*What the exercise asks*
Find the lines with the string "filter" and return them.
(begin)
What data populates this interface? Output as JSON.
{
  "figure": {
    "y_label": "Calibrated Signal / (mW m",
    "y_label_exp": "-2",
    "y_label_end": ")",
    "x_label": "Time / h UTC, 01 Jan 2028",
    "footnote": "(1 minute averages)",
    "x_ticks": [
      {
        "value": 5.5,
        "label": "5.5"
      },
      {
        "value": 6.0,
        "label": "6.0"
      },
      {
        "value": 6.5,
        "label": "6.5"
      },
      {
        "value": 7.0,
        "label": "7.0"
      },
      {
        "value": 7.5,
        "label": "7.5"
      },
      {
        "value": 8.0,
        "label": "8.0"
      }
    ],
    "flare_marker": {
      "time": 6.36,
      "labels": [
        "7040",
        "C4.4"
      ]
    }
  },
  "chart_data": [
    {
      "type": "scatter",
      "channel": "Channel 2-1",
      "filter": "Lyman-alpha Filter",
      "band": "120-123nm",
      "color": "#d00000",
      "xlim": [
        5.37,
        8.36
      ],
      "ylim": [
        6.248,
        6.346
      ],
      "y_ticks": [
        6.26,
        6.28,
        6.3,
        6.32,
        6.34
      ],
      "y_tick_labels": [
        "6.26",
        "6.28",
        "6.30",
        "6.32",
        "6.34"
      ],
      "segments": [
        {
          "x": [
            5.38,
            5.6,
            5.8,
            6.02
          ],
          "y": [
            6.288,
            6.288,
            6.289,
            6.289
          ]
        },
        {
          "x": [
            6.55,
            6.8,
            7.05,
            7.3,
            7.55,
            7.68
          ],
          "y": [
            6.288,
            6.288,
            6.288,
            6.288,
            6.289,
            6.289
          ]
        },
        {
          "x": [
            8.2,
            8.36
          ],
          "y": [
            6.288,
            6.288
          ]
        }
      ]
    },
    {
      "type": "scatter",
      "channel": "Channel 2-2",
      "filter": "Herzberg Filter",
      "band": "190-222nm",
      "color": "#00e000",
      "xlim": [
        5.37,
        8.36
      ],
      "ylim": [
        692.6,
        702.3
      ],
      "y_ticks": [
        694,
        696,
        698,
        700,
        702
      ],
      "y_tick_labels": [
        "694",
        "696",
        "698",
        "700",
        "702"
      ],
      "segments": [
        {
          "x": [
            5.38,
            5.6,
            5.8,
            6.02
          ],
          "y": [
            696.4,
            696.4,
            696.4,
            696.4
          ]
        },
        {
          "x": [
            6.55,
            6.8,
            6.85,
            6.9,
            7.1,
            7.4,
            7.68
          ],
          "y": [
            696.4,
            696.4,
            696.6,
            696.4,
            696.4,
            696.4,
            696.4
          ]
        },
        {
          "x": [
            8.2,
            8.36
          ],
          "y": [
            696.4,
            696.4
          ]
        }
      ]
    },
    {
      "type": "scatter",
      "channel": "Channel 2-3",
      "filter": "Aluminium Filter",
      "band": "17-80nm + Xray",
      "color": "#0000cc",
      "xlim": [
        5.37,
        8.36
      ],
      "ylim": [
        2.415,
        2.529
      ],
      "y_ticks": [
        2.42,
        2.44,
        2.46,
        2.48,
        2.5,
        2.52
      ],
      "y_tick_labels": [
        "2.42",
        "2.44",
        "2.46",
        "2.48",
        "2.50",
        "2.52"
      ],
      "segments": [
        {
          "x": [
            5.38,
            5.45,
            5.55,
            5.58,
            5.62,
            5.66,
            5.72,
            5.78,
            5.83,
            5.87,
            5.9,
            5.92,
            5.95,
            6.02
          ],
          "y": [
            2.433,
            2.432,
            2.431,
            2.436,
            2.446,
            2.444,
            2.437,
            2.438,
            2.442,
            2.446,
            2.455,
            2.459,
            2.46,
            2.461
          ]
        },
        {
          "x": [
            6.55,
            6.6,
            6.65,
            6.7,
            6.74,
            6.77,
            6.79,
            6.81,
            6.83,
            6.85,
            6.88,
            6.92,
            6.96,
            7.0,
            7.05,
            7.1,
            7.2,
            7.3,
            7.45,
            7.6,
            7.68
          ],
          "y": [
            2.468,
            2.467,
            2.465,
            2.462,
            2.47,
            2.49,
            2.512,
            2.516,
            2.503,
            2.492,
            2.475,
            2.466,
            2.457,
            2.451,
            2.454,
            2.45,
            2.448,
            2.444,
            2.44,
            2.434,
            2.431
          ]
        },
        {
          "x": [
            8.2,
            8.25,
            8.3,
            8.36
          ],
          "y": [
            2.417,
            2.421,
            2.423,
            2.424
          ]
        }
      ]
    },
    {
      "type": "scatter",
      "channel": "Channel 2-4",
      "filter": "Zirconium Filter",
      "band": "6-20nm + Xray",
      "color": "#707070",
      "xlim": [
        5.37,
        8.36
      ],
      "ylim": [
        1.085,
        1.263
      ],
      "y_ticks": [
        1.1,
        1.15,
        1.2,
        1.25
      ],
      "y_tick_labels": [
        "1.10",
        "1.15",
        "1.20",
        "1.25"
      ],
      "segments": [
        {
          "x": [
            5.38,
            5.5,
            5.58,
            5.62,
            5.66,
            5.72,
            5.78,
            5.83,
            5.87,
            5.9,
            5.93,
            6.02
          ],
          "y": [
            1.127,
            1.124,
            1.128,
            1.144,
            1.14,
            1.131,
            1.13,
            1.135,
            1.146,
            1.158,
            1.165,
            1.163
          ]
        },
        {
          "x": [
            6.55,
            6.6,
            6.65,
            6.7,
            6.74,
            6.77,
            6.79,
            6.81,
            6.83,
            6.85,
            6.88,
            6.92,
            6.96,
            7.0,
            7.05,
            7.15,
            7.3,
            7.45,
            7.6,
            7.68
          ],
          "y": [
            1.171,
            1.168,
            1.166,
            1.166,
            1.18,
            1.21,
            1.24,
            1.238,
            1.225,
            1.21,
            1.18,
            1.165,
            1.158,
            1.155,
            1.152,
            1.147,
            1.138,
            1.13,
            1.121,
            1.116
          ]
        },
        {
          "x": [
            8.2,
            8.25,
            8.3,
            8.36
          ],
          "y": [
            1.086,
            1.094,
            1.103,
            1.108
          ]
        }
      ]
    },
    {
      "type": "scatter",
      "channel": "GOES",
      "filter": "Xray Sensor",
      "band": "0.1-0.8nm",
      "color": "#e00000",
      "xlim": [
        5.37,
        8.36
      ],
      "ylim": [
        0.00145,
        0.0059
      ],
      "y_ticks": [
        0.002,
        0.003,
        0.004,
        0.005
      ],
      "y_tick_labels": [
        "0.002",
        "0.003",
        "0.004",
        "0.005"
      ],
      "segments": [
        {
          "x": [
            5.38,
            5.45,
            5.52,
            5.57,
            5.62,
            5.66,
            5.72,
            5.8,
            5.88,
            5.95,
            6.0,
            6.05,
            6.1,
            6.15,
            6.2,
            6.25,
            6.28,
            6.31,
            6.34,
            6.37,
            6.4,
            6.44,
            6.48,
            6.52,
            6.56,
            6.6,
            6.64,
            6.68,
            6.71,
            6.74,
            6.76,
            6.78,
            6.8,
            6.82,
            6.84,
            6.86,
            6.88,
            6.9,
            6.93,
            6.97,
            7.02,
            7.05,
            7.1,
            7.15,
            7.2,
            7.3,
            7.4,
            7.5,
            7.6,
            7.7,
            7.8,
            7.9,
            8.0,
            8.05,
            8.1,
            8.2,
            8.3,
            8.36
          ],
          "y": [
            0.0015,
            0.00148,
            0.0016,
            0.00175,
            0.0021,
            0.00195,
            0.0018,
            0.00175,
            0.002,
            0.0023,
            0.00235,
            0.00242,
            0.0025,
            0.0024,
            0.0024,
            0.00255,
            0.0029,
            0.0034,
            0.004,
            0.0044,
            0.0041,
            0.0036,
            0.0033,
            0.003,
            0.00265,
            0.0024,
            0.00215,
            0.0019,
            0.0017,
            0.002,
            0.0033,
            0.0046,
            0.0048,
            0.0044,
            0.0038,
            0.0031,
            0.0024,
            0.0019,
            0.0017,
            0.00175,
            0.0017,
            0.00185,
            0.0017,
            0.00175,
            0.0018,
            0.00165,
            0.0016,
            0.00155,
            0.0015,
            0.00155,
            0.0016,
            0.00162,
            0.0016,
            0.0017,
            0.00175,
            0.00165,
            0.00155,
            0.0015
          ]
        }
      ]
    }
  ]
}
(end)
*Correct result*
      "filter": "Lyman-alpha Filter",
      "filter": "Herzberg Filter",
      "filter": "Aluminium Filter",
      "filter": "Zirconium Filter",
      "filter": "Xray Sensor",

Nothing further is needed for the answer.